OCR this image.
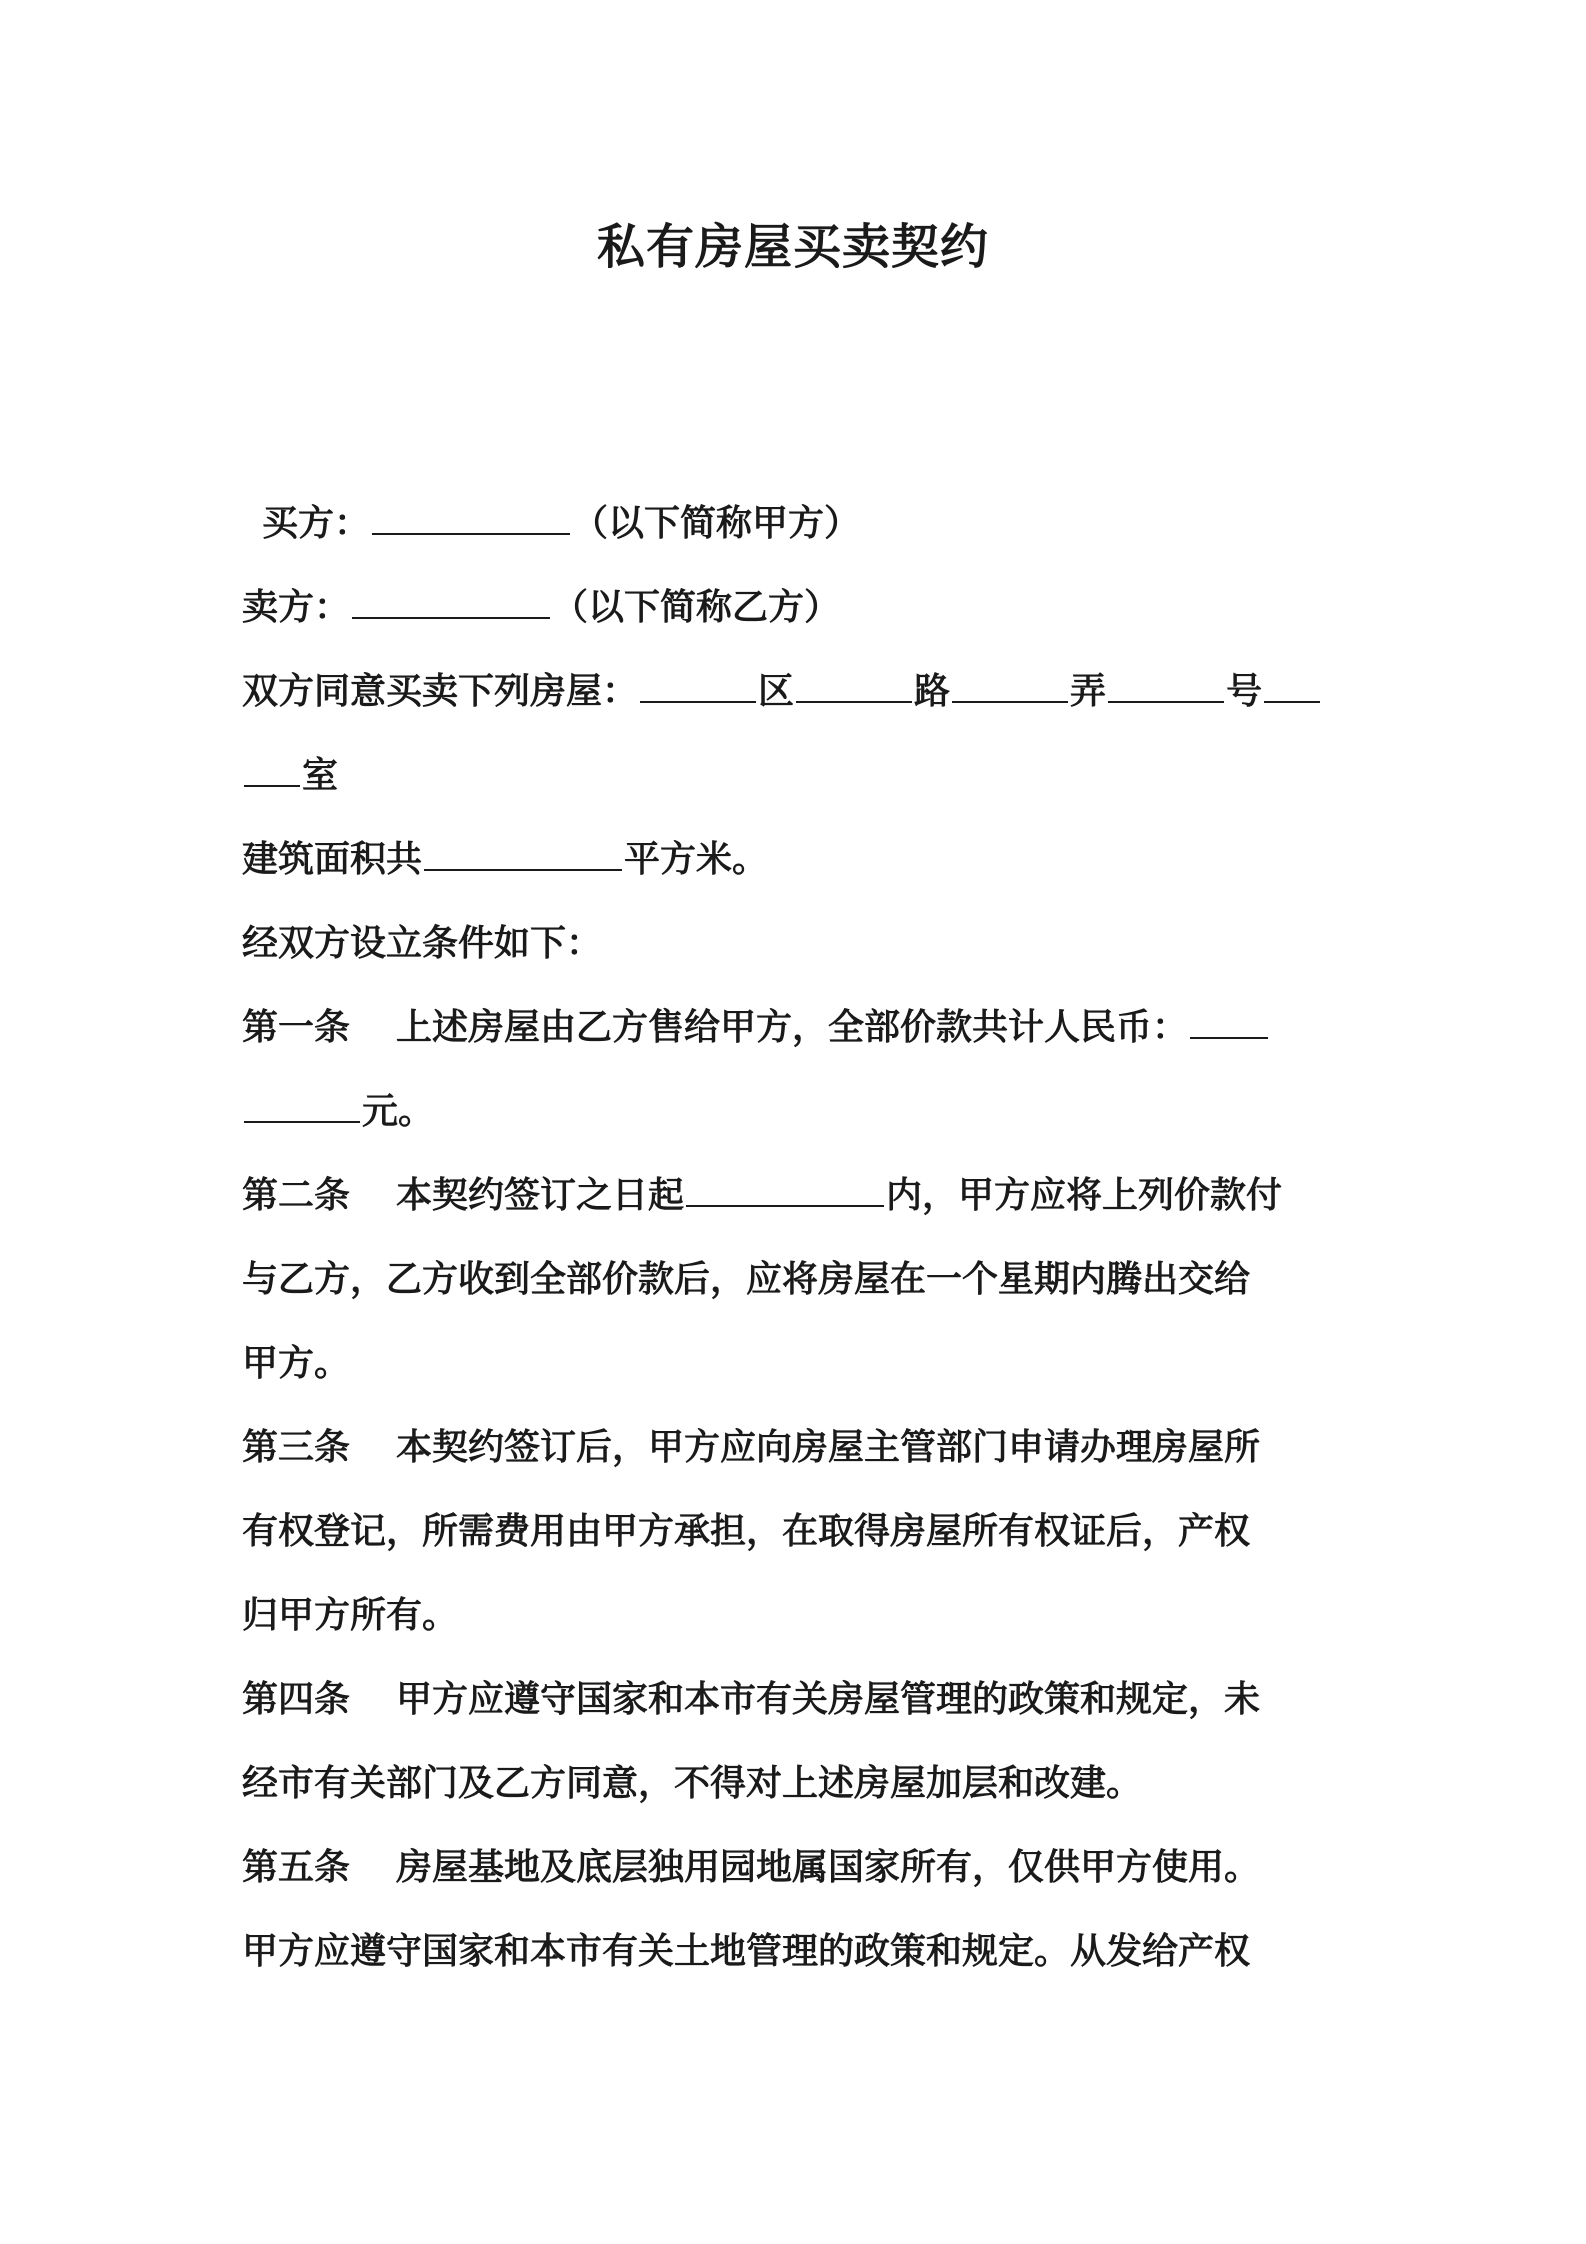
私有房屋买卖契约
买方：	（以下简称甲方）
卖方：	（以下简称乙方）
双方同意买卖下列房屋：	区	路	弄	号
室
建筑面积共	平方米。
经双方设立条件如下：
第一条 上述房屋由乙方售给甲方，全部价款共计人民币：
元。
第二条 本契约签订之日起	内，甲方应将上列价款付
与乙方，乙方收到全部价款后，应将房屋在一个星期内腾出交给
甲方。
第三条 本契约签订后，甲方应向房屋主管部门申请办理房屋所
有权登记，所需费用由甲方承担，在取得房屋所有权证后，产权
归甲方所有。
第四条 甲方应遵守国家和本市有关房屋管理的政策和规定，未
经市有关部门及乙方同意，不得对上述房屋加层和改建。
第五条 房屋基地及底层独用园地属国家所有，仅供甲方使用。
甲方应遵守国家和本市有关土地管理的政策和规定。从发给产权
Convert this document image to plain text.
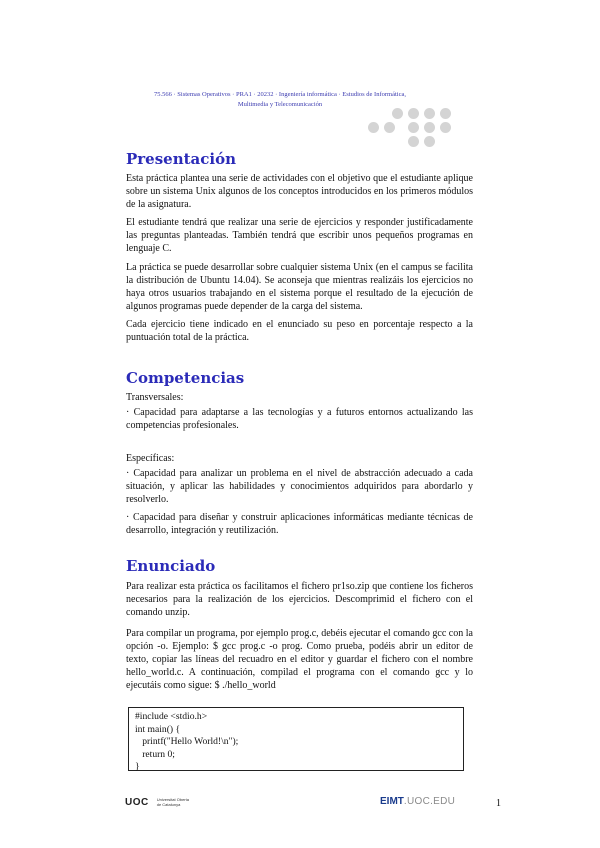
75.566 · Sistemas Operativos · PRA1 · 20232 · Ingeniería informática · Estudios de Informática,
Multimedia y Telecomunicación
Presentación

Esta práctica plantea una serie de actividades con el objetivo que el estudiante aplique sobre un sistema Unix algunos de los conceptos introducidos en los primeros módulos de la asignatura.

El estudiante tendrá que realizar una serie de ejercicios y responder justificadamente las preguntas planteadas. También tendrá que escribir unos pequeños programas en lenguaje C.

La práctica se puede desarrollar sobre cualquier sistema Unix (en el campus se facilita la distribución de Ubuntu 14.04). Se aconseja que mientras realizáis los ejercicios no haya otros usuarios trabajando en el sistema porque el resultado de la ejecución de algunos programas puede depender de la carga del sistema.

Cada ejercicio tiene indicado en el enunciado su peso en porcentaje respecto a la puntuación total de la práctica.

Competencias

Transversales:

· Capacidad para adaptarse a las tecnologías y a futuros entornos actualizando las competencias profesionales.

Específicas:

· Capacidad para analizar un problema en el nivel de abstracción adecuado a cada situación, y aplicar las habilidades y conocimientos adquiridos para abordarlo y resolverlo.

· Capacidad para diseñar y construir aplicaciones informáticas mediante técnicas de desarrollo, integración y reutilización.

Enunciado

Para realizar esta práctica os facilitamos el fichero pr1so.zip que contiene los ficheros necesarios para la realización de los ejercicios. Descomprimid el fichero con el comando unzip.

Para compilar un programa, por ejemplo prog.c, debéis ejecutar el comando gcc con la opción -o. Ejemplo: $ gcc prog.c -o prog. Como prueba, podéis abrir un editor de texto, copiar las líneas del recuadro en el editor y guardar el fichero con el nombre hello_world.c. A continuación, compilad el programa con el comando gcc y lo ejecutáis como sigue: $ ./hello_world

#include <stdio.h>
int main() {
printf("Hello World!\n");
return 0;
}
UOC Universitat Oberta
de Catalunya	EIMT.UOC.EDU	1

--------------------------------

# [STATED EXERCISE]
Write the full listing out again with every line unchanged, but include no pictures.

# [ANSWER TO THIS TASK]
OCR this image.
私有房屋买卖契约
买方：	（以下简称甲方）
卖方：	（以下简称乙方）
双方同意买卖下列房屋：	区	路	弄	号
室
建筑面积共	平方米。
经双方设立条件如下：
第一条 上述房屋由乙方售给甲方，全部价款共计人民币：
元。
第二条 本契约签订之日起	内，甲方应将上列价款付
与乙方，乙方收到全部价款后，应将房屋在一个星期内腾出交给
甲方。
第三条 本契约签订后，甲方应向房屋主管部门申请办理房屋所
有权登记，所需费用由甲方承担，在取得房屋所有权证后，产权
归甲方所有。
第四条 甲方应遵守国家和本市有关房屋管理的政策和规定，未
经市有关部门及乙方同意，不得对上述房屋加层和改建。
第五条 房屋基地及底层独用园地属国家所有，仅供甲方使用。
甲方应遵守国家和本市有关土地管理的政策和规定。从发给产权
Convert this document image to plain text.
75.566 · Sistemas Operativos · PRA1 · 20232 · Ingeniería informática · Estudios de Informática,
Multimedia y Telecomunicación
Presentación

Esta práctica plantea una serie de actividades con el objetivo que el estudiante aplique sobre un sistema Unix algunos de los conceptos introducidos en los primeros módulos de la asignatura.

El estudiante tendrá que realizar una serie de ejercicios y responder justificadamente las preguntas planteadas. También tendrá que escribir unos pequeños programas en lenguaje C.

La práctica se puede desarrollar sobre cualquier sistema Unix (en el campus se facilita la distribución de Ubuntu 14.04). Se aconseja que mientras realizáis los ejercicios no haya otros usuarios trabajando en el sistema porque el resultado de la ejecución de algunos programas puede depender de la carga del sistema.

Cada ejercicio tiene indicado en el enunciado su peso en porcentaje respecto a la puntuación total de la práctica.

Competencias

Transversales:

· Capacidad para adaptarse a las tecnologías y a futuros entornos actualizando las competencias profesionales.

Específicas:

· Capacidad para analizar un problema en el nivel de abstracción adecuado a cada situación, y aplicar las habilidades y conocimientos adquiridos para abordarlo y resolverlo.

· Capacidad para diseñar y construir aplicaciones informáticas mediante técnicas de desarrollo, integración y reutilización.

Enunciado

Para realizar esta práctica os facilitamos el fichero pr1so.zip que contiene los ficheros necesarios para la realización de los ejercicios. Descomprimid el fichero con el comando unzip.

Para compilar un programa, por ejemplo prog.c, debéis ejecutar el comando gcc con la opción -o. Ejemplo: $ gcc prog.c -o prog. Como prueba, podéis abrir un editor de texto, copiar las líneas del recuadro en el editor y guardar el fichero con el nombre hello_world.c. A continuación, compilad el programa con el comando gcc y lo ejecutáis como sigue: $ ./hello_world

#include <stdio.h>
int main() {
printf("Hello World!\n");
return 0;
}
UOC Universitat Oberta
de Catalunya	EIMT.UOC.EDU	1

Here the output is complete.